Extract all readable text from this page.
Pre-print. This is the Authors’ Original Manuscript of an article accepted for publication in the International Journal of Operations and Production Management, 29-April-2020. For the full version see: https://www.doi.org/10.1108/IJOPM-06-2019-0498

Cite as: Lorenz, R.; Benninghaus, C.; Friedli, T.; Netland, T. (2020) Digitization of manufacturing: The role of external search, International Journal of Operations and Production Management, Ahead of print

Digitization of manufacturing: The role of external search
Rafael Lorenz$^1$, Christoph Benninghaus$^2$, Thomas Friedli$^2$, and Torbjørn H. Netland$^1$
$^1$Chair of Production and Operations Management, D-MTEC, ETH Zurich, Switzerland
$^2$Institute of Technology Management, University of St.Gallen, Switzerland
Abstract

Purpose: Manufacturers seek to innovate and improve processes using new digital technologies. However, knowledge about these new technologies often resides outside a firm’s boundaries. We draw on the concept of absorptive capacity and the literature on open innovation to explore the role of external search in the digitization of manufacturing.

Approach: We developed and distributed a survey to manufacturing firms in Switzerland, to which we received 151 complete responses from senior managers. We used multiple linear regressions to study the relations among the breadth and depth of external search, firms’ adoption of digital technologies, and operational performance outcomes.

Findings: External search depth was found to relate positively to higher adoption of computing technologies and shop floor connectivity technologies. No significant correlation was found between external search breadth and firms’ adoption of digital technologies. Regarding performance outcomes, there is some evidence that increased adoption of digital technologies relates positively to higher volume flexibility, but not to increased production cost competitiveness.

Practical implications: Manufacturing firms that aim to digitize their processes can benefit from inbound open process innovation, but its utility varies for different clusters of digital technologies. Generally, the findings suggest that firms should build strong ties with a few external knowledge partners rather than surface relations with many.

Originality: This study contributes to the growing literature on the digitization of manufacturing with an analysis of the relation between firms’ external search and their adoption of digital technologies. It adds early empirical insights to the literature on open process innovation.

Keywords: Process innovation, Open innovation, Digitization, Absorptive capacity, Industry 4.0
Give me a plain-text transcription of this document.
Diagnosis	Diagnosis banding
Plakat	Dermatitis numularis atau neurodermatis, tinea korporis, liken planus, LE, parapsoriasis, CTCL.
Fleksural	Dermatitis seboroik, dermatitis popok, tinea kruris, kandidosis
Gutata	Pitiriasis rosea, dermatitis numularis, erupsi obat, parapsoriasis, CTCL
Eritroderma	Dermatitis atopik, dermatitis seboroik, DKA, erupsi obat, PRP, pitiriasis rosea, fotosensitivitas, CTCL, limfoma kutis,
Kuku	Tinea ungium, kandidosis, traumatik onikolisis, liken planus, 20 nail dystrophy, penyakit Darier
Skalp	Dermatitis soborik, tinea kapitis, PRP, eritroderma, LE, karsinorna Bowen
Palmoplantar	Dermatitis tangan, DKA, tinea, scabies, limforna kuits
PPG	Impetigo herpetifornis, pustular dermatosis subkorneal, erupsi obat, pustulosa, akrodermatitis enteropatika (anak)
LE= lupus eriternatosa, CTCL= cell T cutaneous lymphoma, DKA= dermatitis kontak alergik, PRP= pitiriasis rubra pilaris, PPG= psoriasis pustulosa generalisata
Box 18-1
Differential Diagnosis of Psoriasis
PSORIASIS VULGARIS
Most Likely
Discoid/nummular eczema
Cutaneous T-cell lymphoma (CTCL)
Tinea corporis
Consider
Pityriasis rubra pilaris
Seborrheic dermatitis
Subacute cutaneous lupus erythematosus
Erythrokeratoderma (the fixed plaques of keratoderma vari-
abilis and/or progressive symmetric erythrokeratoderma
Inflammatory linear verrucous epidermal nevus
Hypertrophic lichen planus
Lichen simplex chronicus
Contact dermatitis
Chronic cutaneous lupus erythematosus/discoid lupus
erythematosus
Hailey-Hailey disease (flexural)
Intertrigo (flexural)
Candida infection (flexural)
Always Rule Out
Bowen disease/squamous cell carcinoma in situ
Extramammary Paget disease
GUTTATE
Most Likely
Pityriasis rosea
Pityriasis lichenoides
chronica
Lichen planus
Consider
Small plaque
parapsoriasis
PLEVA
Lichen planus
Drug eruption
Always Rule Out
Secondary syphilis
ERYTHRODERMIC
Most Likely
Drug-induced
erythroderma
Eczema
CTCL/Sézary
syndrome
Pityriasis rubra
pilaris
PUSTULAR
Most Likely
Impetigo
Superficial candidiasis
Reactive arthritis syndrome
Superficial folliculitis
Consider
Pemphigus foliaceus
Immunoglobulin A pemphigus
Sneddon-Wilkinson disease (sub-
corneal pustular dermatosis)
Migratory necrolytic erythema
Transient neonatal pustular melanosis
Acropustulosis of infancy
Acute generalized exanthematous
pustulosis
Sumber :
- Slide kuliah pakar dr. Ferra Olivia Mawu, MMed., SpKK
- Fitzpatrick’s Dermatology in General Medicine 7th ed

◆ **Problem to solve**
Set down every line of the listing above again, exactly as given.

◆ **The solution**
Extract all readable text from this page.
Pre-print. This is the Authors’ Original Manuscript of an article accepted for publication in the International Journal of Operations and Production Management, 29-April-2020. For the full version see: https://www.doi.org/10.1108/IJOPM-06-2019-0498

Cite as: Lorenz, R.; Benninghaus, C.; Friedli, T.; Netland, T. (2020) Digitization of manufacturing: The role of external search, International Journal of Operations and Production Management, Ahead of print

Digitization of manufacturing: The role of external search
Rafael Lorenz$^1$, Christoph Benninghaus$^2$, Thomas Friedli$^2$, and Torbjørn H. Netland$^1$
$^1$Chair of Production and Operations Management, D-MTEC, ETH Zurich, Switzerland
$^2$Institute of Technology Management, University of St.Gallen, Switzerland
Abstract

Purpose: Manufacturers seek to innovate and improve processes using new digital technologies. However, knowledge about these new technologies often resides outside a firm’s boundaries. We draw on the concept of absorptive capacity and the literature on open innovation to explore the role of external search in the digitization of manufacturing.

Approach: We developed and distributed a survey to manufacturing firms in Switzerland, to which we received 151 complete responses from senior managers. We used multiple linear regressions to study the relations among the breadth and depth of external search, firms’ adoption of digital technologies, and operational performance outcomes.

Findings: External search depth was found to relate positively to higher adoption of computing technologies and shop floor connectivity technologies. No significant correlation was found between external search breadth and firms’ adoption of digital technologies. Regarding performance outcomes, there is some evidence that increased adoption of digital technologies relates positively to higher volume flexibility, but not to increased production cost competitiveness.

Practical implications: Manufacturing firms that aim to digitize their processes can benefit from inbound open process innovation, but its utility varies for different clusters of digital technologies. Generally, the findings suggest that firms should build strong ties with a few external knowledge partners rather than surface relations with many.

Originality: This study contributes to the growing literature on the digitization of manufacturing with an analysis of the relation between firms’ external search and their adoption of digital technologies. It adds early empirical insights to the literature on open process innovation.

Keywords: Process innovation, Open innovation, Digitization, Absorptive capacity, Industry 4.0
Give me a plain-text transcription of this document.
Diagnosis	Diagnosis banding
Plakat	Dermatitis numularis atau neurodermatis, tinea korporis, liken planus, LE, parapsoriasis, CTCL.
Fleksural	Dermatitis seboroik, dermatitis popok, tinea kruris, kandidosis
Gutata	Pitiriasis rosea, dermatitis numularis, erupsi obat, parapsoriasis, CTCL
Eritroderma	Dermatitis atopik, dermatitis seboroik, DKA, erupsi obat, PRP, pitiriasis rosea, fotosensitivitas, CTCL, limfoma kutis,
Kuku	Tinea ungium, kandidosis, traumatik onikolisis, liken planus, 20 nail dystrophy, penyakit Darier
Skalp	Dermatitis soborik, tinea kapitis, PRP, eritroderma, LE, karsinorna Bowen
Palmoplantar	Dermatitis tangan, DKA, tinea, scabies, limforna kuits
PPG	Impetigo herpetifornis, pustular dermatosis subkorneal, erupsi obat, pustulosa, akrodermatitis enteropatika (anak)
LE= lupus eriternatosa, CTCL= cell T cutaneous lymphoma, DKA= dermatitis kontak alergik, PRP= pitiriasis rubra pilaris, PPG= psoriasis pustulosa generalisata
Box 18-1
Differential Diagnosis of Psoriasis
PSORIASIS VULGARIS
Most Likely
Discoid/nummular eczema
Cutaneous T-cell lymphoma (CTCL)
Tinea corporis
Consider
Pityriasis rubra pilaris
Seborrheic dermatitis
Subacute cutaneous lupus erythematosus
Erythrokeratoderma (the fixed plaques of keratoderma vari-
abilis and/or progressive symmetric erythrokeratoderma
Inflammatory linear verrucous epidermal nevus
Hypertrophic lichen planus
Lichen simplex chronicus
Contact dermatitis
Chronic cutaneous lupus erythematosus/discoid lupus
erythematosus
Hailey-Hailey disease (flexural)
Intertrigo (flexural)
Candida infection (flexural)
Always Rule Out
Bowen disease/squamous cell carcinoma in situ
Extramammary Paget disease
GUTTATE
Most Likely
Pityriasis rosea
Pityriasis lichenoides
chronica
Lichen planus
Consider
Small plaque
parapsoriasis
PLEVA
Lichen planus
Drug eruption
Always Rule Out
Secondary syphilis
ERYTHRODERMIC
Most Likely
Drug-induced
erythroderma
Eczema
CTCL/Sézary
syndrome
Pityriasis rubra
pilaris
PUSTULAR
Most Likely
Impetigo
Superficial candidiasis
Reactive arthritis syndrome
Superficial folliculitis
Consider
Pemphigus foliaceus
Immunoglobulin A pemphigus
Sneddon-Wilkinson disease (sub-
corneal pustular dermatosis)
Migratory necrolytic erythema
Transient neonatal pustular melanosis
Acropustulosis of infancy
Acute generalized exanthematous
pustulosis
Sumber :
- Slide kuliah pakar dr. Ferra Olivia Mawu, MMed., SpKK
- Fitzpatrick’s Dermatology in General Medicine 7th ed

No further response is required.